--- Start SUPPLIED RECORDS ---

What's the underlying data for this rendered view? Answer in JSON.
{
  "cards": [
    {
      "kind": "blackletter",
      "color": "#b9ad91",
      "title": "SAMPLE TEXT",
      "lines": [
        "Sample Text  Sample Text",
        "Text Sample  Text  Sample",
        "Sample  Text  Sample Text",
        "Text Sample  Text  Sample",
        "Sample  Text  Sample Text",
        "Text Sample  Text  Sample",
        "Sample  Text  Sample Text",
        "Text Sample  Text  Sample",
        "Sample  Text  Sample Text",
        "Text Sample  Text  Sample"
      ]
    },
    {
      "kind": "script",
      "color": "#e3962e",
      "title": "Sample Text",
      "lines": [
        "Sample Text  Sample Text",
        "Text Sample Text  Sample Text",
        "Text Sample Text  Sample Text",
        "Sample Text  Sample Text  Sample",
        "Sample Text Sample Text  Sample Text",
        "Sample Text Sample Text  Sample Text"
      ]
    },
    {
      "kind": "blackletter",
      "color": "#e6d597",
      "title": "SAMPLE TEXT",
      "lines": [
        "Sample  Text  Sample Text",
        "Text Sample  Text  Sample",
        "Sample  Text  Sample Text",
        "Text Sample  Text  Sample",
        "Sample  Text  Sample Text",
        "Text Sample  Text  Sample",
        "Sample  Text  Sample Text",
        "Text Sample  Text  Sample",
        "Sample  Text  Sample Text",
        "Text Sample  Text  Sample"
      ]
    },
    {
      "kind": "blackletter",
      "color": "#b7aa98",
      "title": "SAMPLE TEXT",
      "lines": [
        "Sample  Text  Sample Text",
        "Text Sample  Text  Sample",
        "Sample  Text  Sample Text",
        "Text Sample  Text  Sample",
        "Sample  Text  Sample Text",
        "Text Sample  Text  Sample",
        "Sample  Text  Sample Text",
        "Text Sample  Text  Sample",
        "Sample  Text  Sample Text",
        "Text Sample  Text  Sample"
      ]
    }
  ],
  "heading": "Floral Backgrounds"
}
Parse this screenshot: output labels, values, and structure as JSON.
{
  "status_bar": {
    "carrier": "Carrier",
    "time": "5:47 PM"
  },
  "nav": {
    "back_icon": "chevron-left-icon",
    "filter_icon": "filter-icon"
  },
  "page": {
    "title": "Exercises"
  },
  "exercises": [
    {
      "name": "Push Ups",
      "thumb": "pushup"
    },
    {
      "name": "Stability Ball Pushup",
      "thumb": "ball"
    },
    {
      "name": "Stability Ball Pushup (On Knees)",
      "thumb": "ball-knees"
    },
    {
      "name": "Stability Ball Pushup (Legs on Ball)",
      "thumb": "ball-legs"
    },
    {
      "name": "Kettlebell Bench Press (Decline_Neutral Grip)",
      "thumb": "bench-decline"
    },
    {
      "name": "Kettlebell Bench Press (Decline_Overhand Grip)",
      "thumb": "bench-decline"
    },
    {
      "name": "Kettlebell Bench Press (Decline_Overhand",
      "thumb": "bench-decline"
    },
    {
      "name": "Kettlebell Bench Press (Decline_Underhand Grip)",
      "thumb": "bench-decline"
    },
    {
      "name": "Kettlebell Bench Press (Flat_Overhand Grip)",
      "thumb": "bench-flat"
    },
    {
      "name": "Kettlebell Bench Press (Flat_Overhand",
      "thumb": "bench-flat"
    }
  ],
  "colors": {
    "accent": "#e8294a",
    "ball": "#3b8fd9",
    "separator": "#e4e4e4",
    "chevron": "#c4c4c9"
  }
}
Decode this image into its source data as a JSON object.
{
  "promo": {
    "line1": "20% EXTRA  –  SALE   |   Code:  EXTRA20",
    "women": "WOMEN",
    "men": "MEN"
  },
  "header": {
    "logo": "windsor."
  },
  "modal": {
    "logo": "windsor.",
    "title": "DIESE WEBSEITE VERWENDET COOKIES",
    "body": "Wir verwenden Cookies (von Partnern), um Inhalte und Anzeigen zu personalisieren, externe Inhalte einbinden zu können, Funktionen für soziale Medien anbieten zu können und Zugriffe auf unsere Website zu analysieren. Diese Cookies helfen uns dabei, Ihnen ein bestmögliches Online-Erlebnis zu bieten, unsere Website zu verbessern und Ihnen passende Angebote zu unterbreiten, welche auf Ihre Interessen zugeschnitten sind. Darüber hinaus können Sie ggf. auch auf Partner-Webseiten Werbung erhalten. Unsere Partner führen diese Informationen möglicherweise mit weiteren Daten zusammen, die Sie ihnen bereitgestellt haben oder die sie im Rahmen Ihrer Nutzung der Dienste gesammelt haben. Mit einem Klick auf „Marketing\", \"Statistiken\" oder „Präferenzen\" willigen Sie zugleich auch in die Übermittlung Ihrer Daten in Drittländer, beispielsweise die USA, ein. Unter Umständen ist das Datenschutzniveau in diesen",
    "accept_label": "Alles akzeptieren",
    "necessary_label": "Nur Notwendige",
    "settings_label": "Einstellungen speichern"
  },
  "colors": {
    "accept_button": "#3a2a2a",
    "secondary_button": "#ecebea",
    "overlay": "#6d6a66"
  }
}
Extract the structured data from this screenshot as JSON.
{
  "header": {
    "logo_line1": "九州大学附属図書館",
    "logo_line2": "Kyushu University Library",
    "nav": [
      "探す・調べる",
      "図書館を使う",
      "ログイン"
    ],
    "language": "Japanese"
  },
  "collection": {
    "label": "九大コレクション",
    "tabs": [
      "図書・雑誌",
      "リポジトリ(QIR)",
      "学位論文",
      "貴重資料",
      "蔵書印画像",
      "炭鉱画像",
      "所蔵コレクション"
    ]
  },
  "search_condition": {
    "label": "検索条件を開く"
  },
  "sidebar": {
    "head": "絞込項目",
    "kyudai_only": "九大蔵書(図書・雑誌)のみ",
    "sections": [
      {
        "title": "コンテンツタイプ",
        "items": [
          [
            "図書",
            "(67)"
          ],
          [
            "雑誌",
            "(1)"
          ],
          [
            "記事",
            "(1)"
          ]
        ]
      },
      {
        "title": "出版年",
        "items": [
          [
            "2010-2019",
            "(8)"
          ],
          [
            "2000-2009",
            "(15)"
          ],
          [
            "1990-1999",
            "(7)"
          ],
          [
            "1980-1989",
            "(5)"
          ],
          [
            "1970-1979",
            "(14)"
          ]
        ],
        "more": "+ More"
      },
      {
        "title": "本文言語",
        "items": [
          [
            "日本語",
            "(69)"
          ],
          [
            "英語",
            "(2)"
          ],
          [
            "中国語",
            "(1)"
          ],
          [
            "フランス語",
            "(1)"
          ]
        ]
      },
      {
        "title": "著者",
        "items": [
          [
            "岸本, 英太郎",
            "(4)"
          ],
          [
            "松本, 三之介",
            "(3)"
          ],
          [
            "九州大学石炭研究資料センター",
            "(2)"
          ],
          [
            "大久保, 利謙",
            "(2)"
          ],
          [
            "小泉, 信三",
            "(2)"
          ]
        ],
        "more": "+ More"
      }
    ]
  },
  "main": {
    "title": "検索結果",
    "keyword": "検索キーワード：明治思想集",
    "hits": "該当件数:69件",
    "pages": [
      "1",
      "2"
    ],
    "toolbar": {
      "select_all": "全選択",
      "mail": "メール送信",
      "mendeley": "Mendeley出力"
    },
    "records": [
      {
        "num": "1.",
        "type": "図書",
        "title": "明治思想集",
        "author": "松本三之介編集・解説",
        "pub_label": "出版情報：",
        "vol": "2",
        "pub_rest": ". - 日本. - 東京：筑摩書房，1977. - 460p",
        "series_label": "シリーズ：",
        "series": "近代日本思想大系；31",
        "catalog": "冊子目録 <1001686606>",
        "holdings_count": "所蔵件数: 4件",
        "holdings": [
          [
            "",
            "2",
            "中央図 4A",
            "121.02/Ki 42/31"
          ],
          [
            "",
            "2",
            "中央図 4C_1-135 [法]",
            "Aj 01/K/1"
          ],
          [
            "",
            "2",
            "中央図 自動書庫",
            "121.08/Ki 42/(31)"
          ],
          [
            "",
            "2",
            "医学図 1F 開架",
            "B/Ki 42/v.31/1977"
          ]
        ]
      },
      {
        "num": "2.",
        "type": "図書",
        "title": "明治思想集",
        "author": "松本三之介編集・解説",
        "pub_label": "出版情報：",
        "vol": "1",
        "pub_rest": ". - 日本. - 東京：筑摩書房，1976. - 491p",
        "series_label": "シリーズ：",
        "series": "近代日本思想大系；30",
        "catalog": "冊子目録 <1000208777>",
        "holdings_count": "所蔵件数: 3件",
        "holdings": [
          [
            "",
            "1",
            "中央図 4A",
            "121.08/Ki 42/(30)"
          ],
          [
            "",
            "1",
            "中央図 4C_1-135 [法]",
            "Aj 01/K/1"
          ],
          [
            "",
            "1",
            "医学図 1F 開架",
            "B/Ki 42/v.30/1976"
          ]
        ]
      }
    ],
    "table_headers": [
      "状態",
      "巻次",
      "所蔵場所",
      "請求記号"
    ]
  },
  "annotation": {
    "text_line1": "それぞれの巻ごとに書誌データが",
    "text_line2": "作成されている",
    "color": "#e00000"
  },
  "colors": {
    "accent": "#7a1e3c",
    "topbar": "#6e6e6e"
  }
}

--- End SUPPLIED RECORDS ---

**INSTRUCTIONS FOR THE TASK**
Take every line that includes the string "Stability" and copy it.

**EXERCISE RESULT**
      "name": "Stability Ball Pushup",
      "name": "Stability Ball Pushup (On Knees)",
      "name": "Stability Ball Pushup (Legs on Ball)",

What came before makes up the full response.